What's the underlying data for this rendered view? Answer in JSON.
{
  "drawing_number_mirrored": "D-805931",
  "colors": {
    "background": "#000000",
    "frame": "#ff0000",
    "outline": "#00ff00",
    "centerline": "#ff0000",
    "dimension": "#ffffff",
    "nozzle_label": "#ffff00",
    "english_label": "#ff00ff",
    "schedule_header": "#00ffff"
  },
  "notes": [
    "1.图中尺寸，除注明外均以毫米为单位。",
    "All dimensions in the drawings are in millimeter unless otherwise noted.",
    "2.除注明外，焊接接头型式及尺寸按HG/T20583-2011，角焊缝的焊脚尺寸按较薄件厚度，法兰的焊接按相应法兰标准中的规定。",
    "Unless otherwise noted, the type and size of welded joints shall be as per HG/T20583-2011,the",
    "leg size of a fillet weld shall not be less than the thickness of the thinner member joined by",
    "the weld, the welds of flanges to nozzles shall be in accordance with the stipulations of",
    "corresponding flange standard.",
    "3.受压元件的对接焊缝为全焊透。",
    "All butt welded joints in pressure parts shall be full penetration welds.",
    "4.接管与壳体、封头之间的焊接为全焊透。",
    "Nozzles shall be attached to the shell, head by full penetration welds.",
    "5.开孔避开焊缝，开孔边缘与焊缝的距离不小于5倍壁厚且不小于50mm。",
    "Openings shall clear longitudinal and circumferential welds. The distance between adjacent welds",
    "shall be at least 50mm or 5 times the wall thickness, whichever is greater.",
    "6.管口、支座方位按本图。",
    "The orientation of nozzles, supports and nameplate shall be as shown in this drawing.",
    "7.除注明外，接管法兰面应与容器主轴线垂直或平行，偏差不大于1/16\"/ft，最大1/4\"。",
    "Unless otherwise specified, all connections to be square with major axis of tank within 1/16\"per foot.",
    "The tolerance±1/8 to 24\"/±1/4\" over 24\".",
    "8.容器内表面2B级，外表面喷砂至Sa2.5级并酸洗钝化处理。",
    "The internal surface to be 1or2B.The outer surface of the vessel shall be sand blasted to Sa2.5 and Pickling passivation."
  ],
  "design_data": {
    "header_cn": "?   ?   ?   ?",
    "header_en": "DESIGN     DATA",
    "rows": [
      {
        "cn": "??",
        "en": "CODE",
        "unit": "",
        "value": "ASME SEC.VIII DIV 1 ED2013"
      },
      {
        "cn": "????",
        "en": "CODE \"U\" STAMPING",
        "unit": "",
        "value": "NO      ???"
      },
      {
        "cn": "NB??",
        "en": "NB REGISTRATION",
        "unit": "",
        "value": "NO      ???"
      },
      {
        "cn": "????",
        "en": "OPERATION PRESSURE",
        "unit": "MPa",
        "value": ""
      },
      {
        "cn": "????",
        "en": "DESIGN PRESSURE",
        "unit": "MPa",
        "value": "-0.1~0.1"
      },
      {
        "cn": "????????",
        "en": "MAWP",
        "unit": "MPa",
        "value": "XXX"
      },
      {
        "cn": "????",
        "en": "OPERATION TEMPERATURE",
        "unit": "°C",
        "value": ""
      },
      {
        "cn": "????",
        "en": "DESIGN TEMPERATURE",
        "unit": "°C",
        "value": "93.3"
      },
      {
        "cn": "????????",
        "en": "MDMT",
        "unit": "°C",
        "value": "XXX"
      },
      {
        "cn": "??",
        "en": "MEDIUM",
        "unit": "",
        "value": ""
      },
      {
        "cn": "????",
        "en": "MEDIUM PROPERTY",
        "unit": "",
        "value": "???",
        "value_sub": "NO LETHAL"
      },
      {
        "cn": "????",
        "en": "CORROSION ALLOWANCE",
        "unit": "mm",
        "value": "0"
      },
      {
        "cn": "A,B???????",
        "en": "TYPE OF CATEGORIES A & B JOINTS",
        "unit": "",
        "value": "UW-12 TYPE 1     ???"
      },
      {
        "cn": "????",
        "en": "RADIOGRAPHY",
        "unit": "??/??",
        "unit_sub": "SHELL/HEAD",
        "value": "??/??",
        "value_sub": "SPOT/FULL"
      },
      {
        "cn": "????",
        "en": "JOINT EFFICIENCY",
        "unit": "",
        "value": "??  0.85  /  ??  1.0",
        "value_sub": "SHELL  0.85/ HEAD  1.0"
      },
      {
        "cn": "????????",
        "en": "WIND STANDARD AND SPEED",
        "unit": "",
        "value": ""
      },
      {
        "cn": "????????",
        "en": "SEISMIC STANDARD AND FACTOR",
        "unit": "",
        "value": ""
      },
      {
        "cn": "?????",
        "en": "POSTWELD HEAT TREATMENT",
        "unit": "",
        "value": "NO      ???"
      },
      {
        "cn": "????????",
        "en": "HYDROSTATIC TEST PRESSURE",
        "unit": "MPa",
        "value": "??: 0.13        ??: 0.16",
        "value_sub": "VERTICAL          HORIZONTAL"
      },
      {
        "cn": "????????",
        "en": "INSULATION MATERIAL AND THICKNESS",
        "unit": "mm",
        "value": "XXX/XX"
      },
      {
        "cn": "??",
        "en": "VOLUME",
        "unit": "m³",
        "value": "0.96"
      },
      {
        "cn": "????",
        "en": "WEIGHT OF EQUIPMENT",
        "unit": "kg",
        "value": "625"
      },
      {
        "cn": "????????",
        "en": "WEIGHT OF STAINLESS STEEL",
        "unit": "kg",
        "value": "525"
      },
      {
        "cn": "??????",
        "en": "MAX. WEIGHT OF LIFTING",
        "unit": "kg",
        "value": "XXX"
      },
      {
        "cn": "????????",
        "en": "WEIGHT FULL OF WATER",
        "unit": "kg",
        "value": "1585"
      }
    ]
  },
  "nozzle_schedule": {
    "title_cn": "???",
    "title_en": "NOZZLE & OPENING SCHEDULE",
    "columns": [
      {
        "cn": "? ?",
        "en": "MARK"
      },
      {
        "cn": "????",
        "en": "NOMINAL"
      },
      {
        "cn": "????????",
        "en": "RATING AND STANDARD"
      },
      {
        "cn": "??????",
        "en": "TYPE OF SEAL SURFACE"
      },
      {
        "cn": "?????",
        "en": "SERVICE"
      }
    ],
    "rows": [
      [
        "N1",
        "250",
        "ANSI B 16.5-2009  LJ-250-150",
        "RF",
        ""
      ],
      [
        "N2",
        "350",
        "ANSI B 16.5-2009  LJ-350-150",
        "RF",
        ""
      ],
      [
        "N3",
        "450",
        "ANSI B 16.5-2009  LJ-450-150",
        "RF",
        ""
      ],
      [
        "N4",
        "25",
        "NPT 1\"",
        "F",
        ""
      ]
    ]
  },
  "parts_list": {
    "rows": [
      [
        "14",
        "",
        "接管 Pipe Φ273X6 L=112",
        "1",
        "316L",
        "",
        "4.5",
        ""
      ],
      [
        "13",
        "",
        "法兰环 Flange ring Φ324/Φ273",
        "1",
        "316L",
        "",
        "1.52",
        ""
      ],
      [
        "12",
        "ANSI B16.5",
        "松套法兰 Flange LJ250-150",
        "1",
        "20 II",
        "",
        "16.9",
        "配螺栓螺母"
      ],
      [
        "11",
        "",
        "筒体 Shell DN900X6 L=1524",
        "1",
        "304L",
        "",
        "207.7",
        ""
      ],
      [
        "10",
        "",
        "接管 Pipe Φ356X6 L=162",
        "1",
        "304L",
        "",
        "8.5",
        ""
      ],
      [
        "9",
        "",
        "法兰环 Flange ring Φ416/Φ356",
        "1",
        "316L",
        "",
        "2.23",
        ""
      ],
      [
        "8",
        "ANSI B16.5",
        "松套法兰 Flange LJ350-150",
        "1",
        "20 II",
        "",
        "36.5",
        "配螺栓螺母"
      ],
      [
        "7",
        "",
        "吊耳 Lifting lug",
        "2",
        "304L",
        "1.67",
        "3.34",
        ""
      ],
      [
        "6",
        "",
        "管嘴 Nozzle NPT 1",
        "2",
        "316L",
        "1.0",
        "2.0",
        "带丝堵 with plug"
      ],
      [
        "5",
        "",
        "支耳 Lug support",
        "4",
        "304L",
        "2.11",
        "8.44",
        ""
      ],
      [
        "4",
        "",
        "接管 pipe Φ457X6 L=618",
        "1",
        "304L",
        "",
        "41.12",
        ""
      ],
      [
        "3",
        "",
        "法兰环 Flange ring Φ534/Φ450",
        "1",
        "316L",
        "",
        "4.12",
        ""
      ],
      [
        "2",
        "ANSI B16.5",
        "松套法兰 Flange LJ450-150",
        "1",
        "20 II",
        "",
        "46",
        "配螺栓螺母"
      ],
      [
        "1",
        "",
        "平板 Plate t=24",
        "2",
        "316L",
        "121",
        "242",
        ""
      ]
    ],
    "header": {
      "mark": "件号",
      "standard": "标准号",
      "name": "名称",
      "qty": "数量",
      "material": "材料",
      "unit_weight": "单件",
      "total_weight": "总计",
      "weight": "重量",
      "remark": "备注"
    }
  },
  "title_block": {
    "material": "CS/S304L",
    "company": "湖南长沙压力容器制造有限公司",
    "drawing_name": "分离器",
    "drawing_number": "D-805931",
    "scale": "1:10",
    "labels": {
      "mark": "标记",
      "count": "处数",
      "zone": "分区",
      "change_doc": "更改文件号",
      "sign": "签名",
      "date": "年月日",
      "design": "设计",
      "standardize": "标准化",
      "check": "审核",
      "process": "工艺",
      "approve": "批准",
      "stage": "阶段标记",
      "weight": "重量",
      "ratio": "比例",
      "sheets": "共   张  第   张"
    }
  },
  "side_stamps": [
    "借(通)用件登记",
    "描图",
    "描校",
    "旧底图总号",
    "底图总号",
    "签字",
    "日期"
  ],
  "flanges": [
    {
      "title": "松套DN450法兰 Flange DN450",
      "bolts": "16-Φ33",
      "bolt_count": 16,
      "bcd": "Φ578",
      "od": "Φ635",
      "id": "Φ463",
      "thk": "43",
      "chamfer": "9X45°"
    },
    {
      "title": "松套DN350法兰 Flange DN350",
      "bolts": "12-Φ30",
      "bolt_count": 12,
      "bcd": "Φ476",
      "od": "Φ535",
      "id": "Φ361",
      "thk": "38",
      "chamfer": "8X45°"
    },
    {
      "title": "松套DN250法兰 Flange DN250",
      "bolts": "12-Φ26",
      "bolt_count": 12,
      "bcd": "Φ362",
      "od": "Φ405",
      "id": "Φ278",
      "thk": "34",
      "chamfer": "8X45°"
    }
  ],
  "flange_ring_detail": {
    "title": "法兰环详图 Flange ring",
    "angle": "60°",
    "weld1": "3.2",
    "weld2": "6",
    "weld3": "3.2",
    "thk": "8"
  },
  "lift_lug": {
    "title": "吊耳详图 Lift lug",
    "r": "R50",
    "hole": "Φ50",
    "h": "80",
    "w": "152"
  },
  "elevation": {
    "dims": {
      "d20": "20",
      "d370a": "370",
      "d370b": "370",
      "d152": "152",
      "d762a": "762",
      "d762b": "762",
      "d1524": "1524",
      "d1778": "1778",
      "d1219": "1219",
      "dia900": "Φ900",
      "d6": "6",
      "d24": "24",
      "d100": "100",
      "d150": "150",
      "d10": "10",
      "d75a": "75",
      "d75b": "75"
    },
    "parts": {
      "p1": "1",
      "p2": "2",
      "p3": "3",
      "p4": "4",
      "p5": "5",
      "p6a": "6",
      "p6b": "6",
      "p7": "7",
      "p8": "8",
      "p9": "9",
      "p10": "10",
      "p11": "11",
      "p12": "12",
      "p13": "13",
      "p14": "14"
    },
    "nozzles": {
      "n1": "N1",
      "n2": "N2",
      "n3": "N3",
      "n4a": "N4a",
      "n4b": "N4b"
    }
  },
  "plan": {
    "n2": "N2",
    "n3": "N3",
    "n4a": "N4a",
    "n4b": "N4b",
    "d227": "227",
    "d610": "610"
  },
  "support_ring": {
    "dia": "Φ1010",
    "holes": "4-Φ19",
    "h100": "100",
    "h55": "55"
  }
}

◆ THE REQUEST
Each line that holds the word "otherwise" is to be copied.

◆ EXERCISE RESPONSE
    "All dimensions in the drawings are in millimeter unless otherwise noted.",
    "Unless otherwise noted, the type and size of welded joints shall be as per HG/T20583-2011,the",
    "Unless otherwise specified, all connections to be square with major axis of tank within 1/16\"per foot.",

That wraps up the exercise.